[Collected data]
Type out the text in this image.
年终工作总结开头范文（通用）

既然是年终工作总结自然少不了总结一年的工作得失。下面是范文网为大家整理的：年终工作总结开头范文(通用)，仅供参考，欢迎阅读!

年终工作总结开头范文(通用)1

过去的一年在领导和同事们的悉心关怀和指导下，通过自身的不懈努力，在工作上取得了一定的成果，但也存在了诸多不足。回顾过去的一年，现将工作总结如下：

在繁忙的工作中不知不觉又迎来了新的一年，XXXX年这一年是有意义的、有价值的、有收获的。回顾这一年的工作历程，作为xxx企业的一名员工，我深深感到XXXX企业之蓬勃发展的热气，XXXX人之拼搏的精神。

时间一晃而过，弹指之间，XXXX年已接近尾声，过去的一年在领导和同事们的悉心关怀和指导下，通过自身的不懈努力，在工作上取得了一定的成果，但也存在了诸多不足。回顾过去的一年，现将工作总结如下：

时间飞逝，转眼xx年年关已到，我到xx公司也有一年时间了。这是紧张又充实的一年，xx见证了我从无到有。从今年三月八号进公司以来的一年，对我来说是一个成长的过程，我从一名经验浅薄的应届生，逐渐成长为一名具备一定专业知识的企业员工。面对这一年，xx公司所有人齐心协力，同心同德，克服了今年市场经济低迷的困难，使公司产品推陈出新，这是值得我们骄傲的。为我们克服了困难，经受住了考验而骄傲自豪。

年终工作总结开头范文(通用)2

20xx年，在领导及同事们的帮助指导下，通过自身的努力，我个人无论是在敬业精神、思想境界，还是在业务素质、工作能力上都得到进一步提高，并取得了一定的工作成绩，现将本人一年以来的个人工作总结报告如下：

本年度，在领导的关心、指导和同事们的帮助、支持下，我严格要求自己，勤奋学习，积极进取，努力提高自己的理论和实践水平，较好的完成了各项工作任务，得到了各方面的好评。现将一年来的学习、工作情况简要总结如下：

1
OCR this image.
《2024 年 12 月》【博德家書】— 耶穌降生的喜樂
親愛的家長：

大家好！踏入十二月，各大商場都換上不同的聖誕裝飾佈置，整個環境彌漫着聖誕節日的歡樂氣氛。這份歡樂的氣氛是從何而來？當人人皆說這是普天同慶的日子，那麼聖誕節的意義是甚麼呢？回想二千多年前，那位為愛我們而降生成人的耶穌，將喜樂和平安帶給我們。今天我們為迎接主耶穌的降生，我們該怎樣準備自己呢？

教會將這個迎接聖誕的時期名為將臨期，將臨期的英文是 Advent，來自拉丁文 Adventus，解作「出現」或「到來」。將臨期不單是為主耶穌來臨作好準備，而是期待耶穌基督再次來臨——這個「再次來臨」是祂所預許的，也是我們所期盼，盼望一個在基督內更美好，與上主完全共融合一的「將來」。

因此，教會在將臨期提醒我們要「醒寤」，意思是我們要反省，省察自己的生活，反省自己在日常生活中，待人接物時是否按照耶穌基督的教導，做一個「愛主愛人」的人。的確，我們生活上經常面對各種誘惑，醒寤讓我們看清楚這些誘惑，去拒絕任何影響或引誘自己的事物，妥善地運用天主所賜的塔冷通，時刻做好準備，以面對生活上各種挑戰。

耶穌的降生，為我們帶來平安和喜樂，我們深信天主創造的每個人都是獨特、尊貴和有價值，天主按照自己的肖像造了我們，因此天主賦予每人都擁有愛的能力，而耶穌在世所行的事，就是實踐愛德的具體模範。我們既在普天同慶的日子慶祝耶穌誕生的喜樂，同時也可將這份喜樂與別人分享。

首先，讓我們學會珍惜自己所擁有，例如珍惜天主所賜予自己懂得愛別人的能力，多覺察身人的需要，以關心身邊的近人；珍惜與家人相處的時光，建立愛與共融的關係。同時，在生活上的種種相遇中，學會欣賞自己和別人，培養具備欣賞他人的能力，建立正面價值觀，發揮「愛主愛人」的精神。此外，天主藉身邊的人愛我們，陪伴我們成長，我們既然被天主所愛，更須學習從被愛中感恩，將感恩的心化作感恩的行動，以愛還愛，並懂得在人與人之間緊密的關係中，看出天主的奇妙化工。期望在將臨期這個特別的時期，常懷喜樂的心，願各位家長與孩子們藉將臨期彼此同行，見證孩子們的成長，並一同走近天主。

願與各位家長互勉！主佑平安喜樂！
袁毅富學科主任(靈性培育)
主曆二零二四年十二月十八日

TASK.
Using the data above, return each line exactly as written.

WRITTEN REPLY.
Type out the text in this image.
年终工作总结开头范文（通用）

既然是年终工作总结自然少不了总结一年的工作得失。下面是范文网为大家整理的：年终工作总结开头范文(通用)，仅供参考，欢迎阅读!

年终工作总结开头范文(通用)1

过去的一年在领导和同事们的悉心关怀和指导下，通过自身的不懈努力，在工作上取得了一定的成果，但也存在了诸多不足。回顾过去的一年，现将工作总结如下：

在繁忙的工作中不知不觉又迎来了新的一年，XXXX年这一年是有意义的、有价值的、有收获的。回顾这一年的工作历程，作为xxx企业的一名员工，我深深感到XXXX企业之蓬勃发展的热气，XXXX人之拼搏的精神。

时间一晃而过，弹指之间，XXXX年已接近尾声，过去的一年在领导和同事们的悉心关怀和指导下，通过自身的不懈努力，在工作上取得了一定的成果，但也存在了诸多不足。回顾过去的一年，现将工作总结如下：

时间飞逝，转眼xx年年关已到，我到xx公司也有一年时间了。这是紧张又充实的一年，xx见证了我从无到有。从今年三月八号进公司以来的一年，对我来说是一个成长的过程，我从一名经验浅薄的应届生，逐渐成长为一名具备一定专业知识的企业员工。面对这一年，xx公司所有人齐心协力，同心同德，克服了今年市场经济低迷的困难，使公司产品推陈出新，这是值得我们骄傲的。为我们克服了困难，经受住了考验而骄傲自豪。

年终工作总结开头范文(通用)2

20xx年，在领导及同事们的帮助指导下，通过自身的努力，我个人无论是在敬业精神、思想境界，还是在业务素质、工作能力上都得到进一步提高，并取得了一定的工作成绩，现将本人一年以来的个人工作总结报告如下：

本年度，在领导的关心、指导和同事们的帮助、支持下，我严格要求自己，勤奋学习，积极进取，努力提高自己的理论和实践水平，较好的完成了各项工作任务，得到了各方面的好评。现将一年来的学习、工作情况简要总结如下：

1
OCR this image.
《2024 年 12 月》【博德家書】— 耶穌降生的喜樂
親愛的家長：

大家好！踏入十二月，各大商場都換上不同的聖誕裝飾佈置，整個環境彌漫着聖誕節日的歡樂氣氛。這份歡樂的氣氛是從何而來？當人人皆說這是普天同慶的日子，那麼聖誕節的意義是甚麼呢？回想二千多年前，那位為愛我們而降生成人的耶穌，將喜樂和平安帶給我們。今天我們為迎接主耶穌的降生，我們該怎樣準備自己呢？

教會將這個迎接聖誕的時期名為將臨期，將臨期的英文是 Advent，來自拉丁文 Adventus，解作「出現」或「到來」。將臨期不單是為主耶穌來臨作好準備，而是期待耶穌基督再次來臨——這個「再次來臨」是祂所預許的，也是我們所期盼，盼望一個在基督內更美好，與上主完全共融合一的「將來」。

因此，教會在將臨期提醒我們要「醒寤」，意思是我們要反省，省察自己的生活，反省自己在日常生活中，待人接物時是否按照耶穌基督的教導，做一個「愛主愛人」的人。的確，我們生活上經常面對各種誘惑，醒寤讓我們看清楚這些誘惑，去拒絕任何影響或引誘自己的事物，妥善地運用天主所賜的塔冷通，時刻做好準備，以面對生活上各種挑戰。

耶穌的降生，為我們帶來平安和喜樂，我們深信天主創造的每個人都是獨特、尊貴和有價值，天主按照自己的肖像造了我們，因此天主賦予每人都擁有愛的能力，而耶穌在世所行的事，就是實踐愛德的具體模範。我們既在普天同慶的日子慶祝耶穌誕生的喜樂，同時也可將這份喜樂與別人分享。

首先，讓我們學會珍惜自己所擁有，例如珍惜天主所賜予自己懂得愛別人的能力，多覺察身人的需要，以關心身邊的近人；珍惜與家人相處的時光，建立愛與共融的關係。同時，在生活上的種種相遇中，學會欣賞自己和別人，培養具備欣賞他人的能力，建立正面價值觀，發揮「愛主愛人」的精神。此外，天主藉身邊的人愛我們，陪伴我們成長，我們既然被天主所愛，更須學習從被愛中感恩，將感恩的心化作感恩的行動，以愛還愛，並懂得在人與人之間緊密的關係中，看出天主的奇妙化工。期望在將臨期這個特別的時期，常懷喜樂的心，願各位家長與孩子們藉將臨期彼此同行，見證孩子們的成長，並一同走近天主。

願與各位家長互勉！主佑平安喜樂！
袁毅富學科主任(靈性培育)
主曆二零二四年十二月十八日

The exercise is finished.